* [TASK TO COMPLETE]:
From the listing below, extract each entry exactly as written, minus the images.

* [GIVEN INFORMATION]:

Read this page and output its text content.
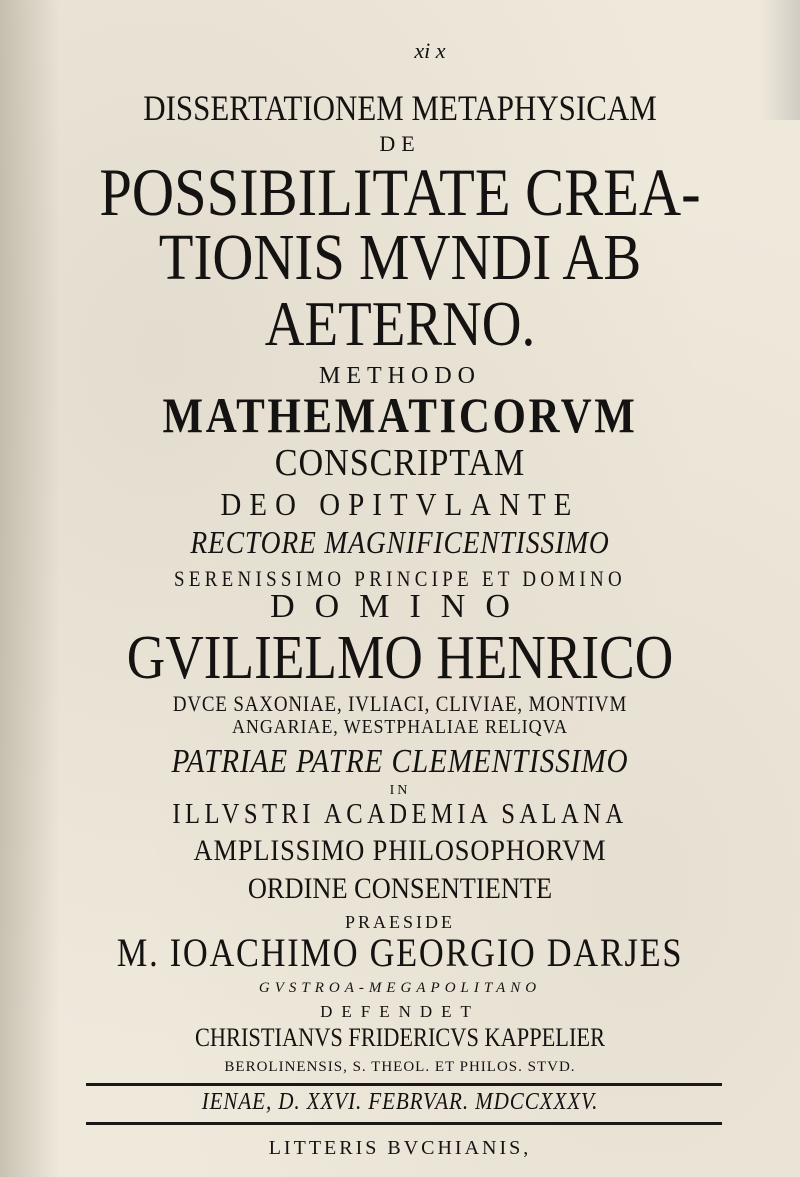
xi x
DISSERTATIONEM METAPHYSICAM
DE
POSSIBILITATE CREA-
TIONIS MVNDI AB
AETERNO.
METHODO
MATHEMATICORVM
CONSCRIPTAM
DEO OPITVLANTE
RECTORE MAGNIFICENTISSIMO
SERENISSIMO PRINCIPE ET DOMINO
DOMINO
GVILIELMO HENRICO
DVCE SAXONIAE, IVLIACI, CLIVIAE, MONTIVM
ANGARIAE, WESTPHALIAE RELIQVA
PATRIAE PATRE CLEMENTISSIMO
IN
ILLVSTRI ACADEMIA SALANA
AMPLISSIMO PHILOSOPHORVM
ORDINE CONSENTIENTE
PRAESIDE
M. IOACHIMO GEORGIO DARJES
GVSTROA-MEGAPOLITANO
DEFENDET
CHRISTIANVS FRIDERICVS KAPPELIER
BEROLINENSIS, S. THEOL. ET PHILOS. STVD.
IENAE, D. XXVI. FEBRVAR. MDCCXXXV.
LITTERIS BVCHIANIS,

* [WRITTEN ANSWER]:
Read this page and output its text content.
xi x
DISSERTATIONEM METAPHYSICAM
DE
POSSIBILITATE CREA-
TIONIS MVNDI AB
AETERNO.
METHODO
MATHEMATICORVM
CONSCRIPTAM
DEO OPITVLANTE
RECTORE MAGNIFICENTISSIMO
SERENISSIMO PRINCIPE ET DOMINO
DOMINO
GVILIELMO HENRICO
DVCE SAXONIAE, IVLIACI, CLIVIAE, MONTIVM
ANGARIAE, WESTPHALIAE RELIQVA
PATRIAE PATRE CLEMENTISSIMO
IN
ILLVSTRI ACADEMIA SALANA
AMPLISSIMO PHILOSOPHORVM
ORDINE CONSENTIENTE
PRAESIDE
M. IOACHIMO GEORGIO DARJES
GVSTROA-MEGAPOLITANO
DEFENDET
CHRISTIANVS FRIDERICVS KAPPELIER
BEROLINENSIS, S. THEOL. ET PHILOS. STVD.
IENAE, D. XXVI. FEBRVAR. MDCCXXXV.
LITTERIS BVCHIANIS,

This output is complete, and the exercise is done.